== Records

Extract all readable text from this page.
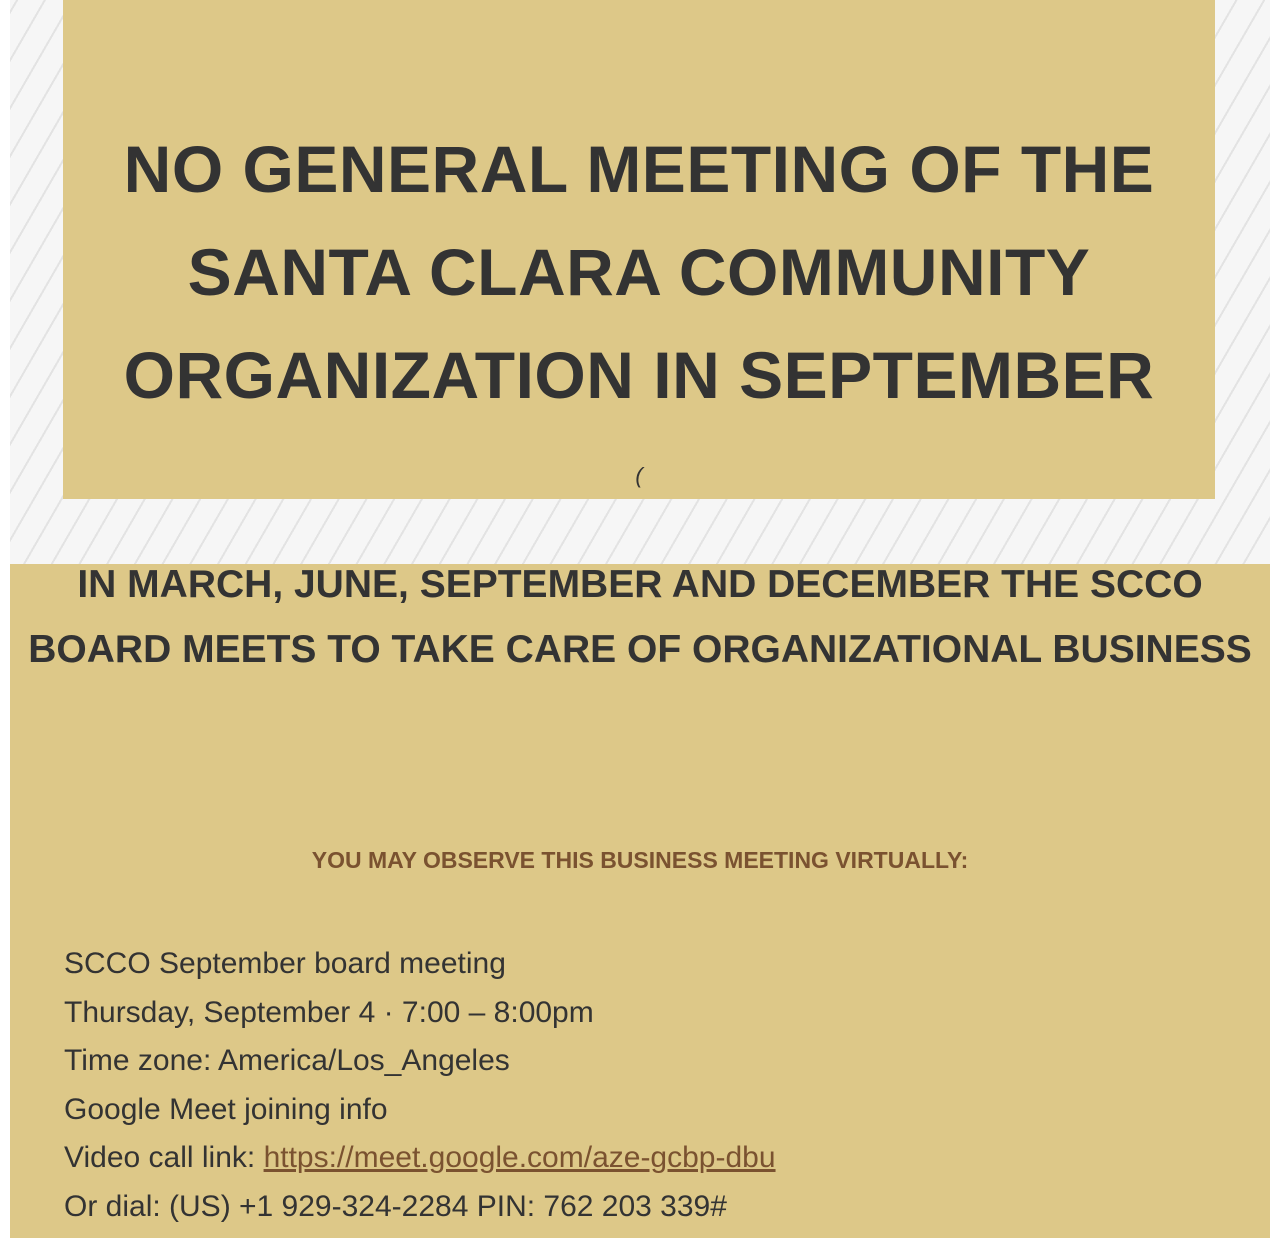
NO GENERAL MEETING OF THE SANTA CLARA COMMUNITY ORGANIZATION IN SEPTEMBER
(
IN MARCH, JUNE, SEPTEMBER AND DECEMBER THE SCCO BOARD MEETS TO TAKE CARE OF ORGANIZATIONAL BUSINESS
YOU MAY OBSERVE THIS BUSINESS MEETING VIRTUALLY:
SCCO September board meeting
Thursday, September 4 · 7:00 – 8:00pm
Time zone: America/Los_Angeles
Google Meet joining info
Video call link: https://meet.google.com/aze-gcbp-dbu
Or dial: (US) +1 929-324-2284 PIN: 762 203 339#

====

» Directions for this task:
From the material above, gather all lines that include the string "BUSINESS" and copy them.

» Task output:
IN MARCH, JUNE, SEPTEMBER AND DECEMBER THE SCCO BOARD MEETS TO TAKE CARE OF ORGANIZATIONAL BUSINESS
YOU MAY OBSERVE THIS BUSINESS MEETING VIRTUALLY:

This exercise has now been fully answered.